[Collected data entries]
━━━━━━━━━━━━━━━━━━━━
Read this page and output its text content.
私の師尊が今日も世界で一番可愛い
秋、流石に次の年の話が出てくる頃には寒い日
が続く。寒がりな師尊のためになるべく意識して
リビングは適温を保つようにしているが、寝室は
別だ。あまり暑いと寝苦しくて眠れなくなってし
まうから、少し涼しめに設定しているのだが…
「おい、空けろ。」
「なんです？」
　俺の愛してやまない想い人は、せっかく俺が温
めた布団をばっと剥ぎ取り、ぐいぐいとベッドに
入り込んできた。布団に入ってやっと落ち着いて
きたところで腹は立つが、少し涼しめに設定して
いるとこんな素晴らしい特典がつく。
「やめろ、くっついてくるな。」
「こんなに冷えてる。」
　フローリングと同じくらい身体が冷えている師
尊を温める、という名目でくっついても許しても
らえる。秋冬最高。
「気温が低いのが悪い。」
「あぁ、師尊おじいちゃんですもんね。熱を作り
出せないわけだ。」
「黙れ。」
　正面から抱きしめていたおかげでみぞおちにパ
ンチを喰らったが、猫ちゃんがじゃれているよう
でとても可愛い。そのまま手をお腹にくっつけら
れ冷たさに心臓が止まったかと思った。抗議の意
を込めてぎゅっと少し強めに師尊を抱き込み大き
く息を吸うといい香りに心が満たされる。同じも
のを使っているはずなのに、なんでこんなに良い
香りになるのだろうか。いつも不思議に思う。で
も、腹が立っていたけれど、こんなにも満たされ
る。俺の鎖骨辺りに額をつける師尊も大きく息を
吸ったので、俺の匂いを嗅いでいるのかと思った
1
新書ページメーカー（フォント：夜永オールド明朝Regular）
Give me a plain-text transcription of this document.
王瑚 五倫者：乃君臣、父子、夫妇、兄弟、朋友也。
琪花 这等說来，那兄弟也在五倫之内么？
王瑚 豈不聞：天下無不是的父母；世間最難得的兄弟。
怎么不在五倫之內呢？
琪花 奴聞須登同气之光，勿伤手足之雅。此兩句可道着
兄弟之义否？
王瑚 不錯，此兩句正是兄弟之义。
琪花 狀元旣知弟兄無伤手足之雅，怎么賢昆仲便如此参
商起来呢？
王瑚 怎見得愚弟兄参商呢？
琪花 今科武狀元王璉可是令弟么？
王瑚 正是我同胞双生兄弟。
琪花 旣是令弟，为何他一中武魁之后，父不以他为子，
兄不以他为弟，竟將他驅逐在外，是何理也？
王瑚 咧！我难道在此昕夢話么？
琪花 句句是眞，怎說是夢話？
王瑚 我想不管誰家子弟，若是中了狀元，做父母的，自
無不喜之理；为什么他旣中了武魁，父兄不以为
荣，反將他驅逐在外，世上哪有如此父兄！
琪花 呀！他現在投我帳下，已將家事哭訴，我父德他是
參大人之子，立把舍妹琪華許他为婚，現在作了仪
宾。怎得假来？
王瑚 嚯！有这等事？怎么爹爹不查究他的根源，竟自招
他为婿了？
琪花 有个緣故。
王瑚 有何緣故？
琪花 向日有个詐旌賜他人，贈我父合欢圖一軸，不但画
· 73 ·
━━━━━━━━━━━━━━━━━━━━
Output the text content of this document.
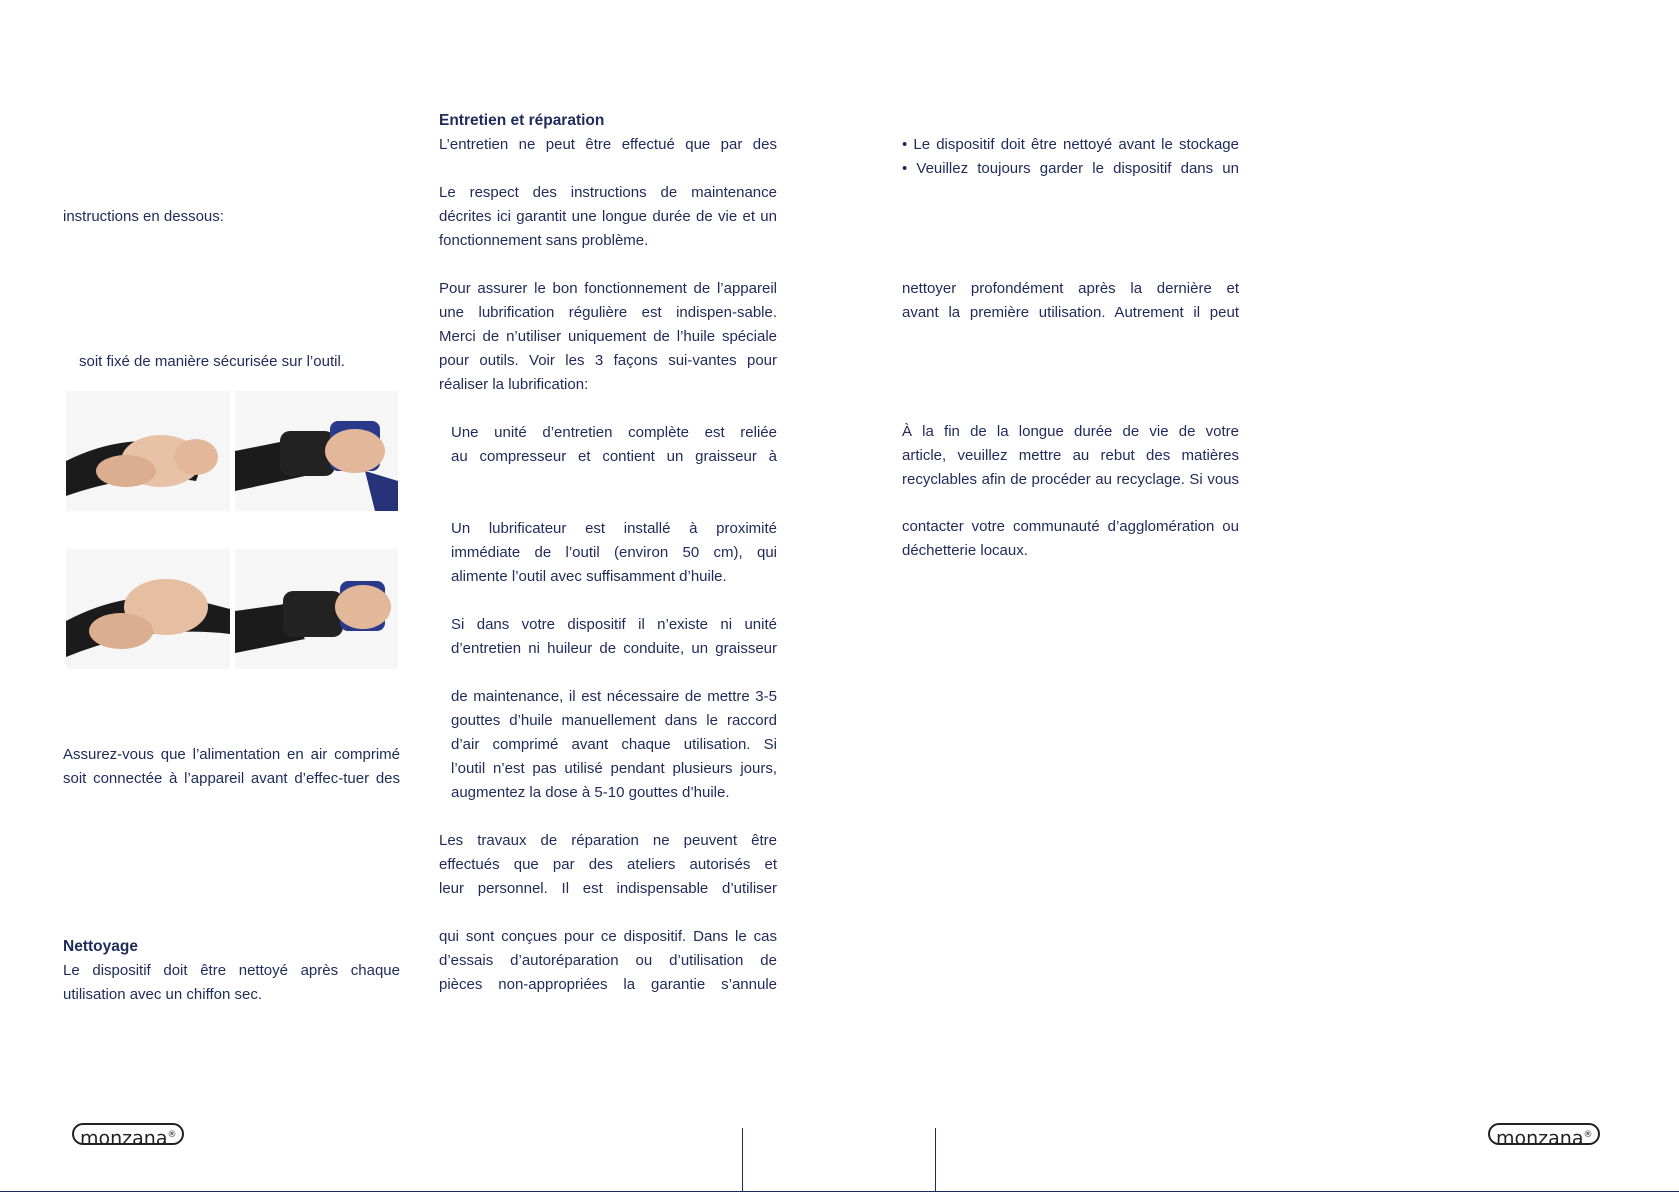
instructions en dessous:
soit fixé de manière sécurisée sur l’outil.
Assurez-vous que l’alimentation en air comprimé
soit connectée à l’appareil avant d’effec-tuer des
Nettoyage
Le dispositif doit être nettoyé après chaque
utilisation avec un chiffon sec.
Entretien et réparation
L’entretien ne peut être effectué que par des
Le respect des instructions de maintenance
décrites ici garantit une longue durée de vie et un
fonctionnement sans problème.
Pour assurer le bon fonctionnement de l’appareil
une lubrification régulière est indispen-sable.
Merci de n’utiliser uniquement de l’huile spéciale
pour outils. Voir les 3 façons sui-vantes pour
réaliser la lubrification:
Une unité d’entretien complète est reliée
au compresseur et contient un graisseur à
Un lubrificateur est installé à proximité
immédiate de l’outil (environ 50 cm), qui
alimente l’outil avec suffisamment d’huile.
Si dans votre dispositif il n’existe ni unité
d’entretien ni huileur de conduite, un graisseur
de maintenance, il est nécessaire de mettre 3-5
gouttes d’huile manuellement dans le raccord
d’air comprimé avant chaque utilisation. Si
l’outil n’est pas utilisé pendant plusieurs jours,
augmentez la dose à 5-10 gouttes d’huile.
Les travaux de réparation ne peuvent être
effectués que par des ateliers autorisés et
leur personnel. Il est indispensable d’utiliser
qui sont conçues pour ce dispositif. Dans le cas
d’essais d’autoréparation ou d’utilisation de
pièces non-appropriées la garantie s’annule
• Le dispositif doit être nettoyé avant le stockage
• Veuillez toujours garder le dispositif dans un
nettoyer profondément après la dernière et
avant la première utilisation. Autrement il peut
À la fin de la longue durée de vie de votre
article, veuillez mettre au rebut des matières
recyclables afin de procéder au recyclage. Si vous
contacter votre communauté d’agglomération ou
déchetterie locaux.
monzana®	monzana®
━━━━━━━━━━━━━━━━━━━━
Where a line of the records above holds the word "appareil", copy that line.

**Solution for this task**
soit connectée à l’appareil avant d’effec-tuer des
Pour assurer le bon fonctionnement de l’appareil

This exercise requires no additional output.